-- START Dataset excerpts --

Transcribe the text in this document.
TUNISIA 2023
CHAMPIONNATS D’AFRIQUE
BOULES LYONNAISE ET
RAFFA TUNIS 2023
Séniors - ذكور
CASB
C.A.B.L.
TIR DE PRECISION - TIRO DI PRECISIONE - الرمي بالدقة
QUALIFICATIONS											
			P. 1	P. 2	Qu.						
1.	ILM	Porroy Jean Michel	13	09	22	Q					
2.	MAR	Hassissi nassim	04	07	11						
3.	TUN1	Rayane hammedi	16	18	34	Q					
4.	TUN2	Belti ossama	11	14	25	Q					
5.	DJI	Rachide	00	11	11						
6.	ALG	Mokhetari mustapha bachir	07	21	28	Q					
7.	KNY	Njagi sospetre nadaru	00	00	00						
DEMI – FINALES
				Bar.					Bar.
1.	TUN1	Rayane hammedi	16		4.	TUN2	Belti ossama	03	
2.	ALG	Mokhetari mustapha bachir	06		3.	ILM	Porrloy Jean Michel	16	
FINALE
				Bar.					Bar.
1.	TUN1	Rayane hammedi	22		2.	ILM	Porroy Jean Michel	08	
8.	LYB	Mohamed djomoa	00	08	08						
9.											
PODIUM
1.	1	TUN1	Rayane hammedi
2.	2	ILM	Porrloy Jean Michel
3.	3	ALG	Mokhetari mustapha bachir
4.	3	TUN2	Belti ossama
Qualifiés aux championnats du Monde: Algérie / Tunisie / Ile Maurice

-- END Dataset excerpts --

* [Task details]
Extract the listing in its entirety, matching it exactly.

* [The reply]
Transcribe the text in this document.
TUNISIA 2023
CHAMPIONNATS D’AFRIQUE
BOULES LYONNAISE ET
RAFFA TUNIS 2023
Séniors - ذكور
CASB
C.A.B.L.
TIR DE PRECISION - TIRO DI PRECISIONE - الرمي بالدقة
QUALIFICATIONS											
			P. 1	P. 2	Qu.						
1.	ILM	Porroy Jean Michel	13	09	22	Q					
2.	MAR	Hassissi nassim	04	07	11						
3.	TUN1	Rayane hammedi	16	18	34	Q					
4.	TUN2	Belti ossama	11	14	25	Q					
5.	DJI	Rachide	00	11	11						
6.	ALG	Mokhetari mustapha bachir	07	21	28	Q					
7.	KNY	Njagi sospetre nadaru	00	00	00						
DEMI – FINALES
				Bar.					Bar.
1.	TUN1	Rayane hammedi	16		4.	TUN2	Belti ossama	03	
2.	ALG	Mokhetari mustapha bachir	06		3.	ILM	Porrloy Jean Michel	16	
FINALE
				Bar.					Bar.
1.	TUN1	Rayane hammedi	22		2.	ILM	Porroy Jean Michel	08	
8.	LYB	Mohamed djomoa	00	08	08						
9.											
PODIUM
1.	1	TUN1	Rayane hammedi
2.	2	ILM	Porrloy Jean Michel
3.	3	ALG	Mokhetari mustapha bachir
4.	3	TUN2	Belti ossama
Qualifiés aux championnats du Monde: Algérie / Tunisie / Ile Maurice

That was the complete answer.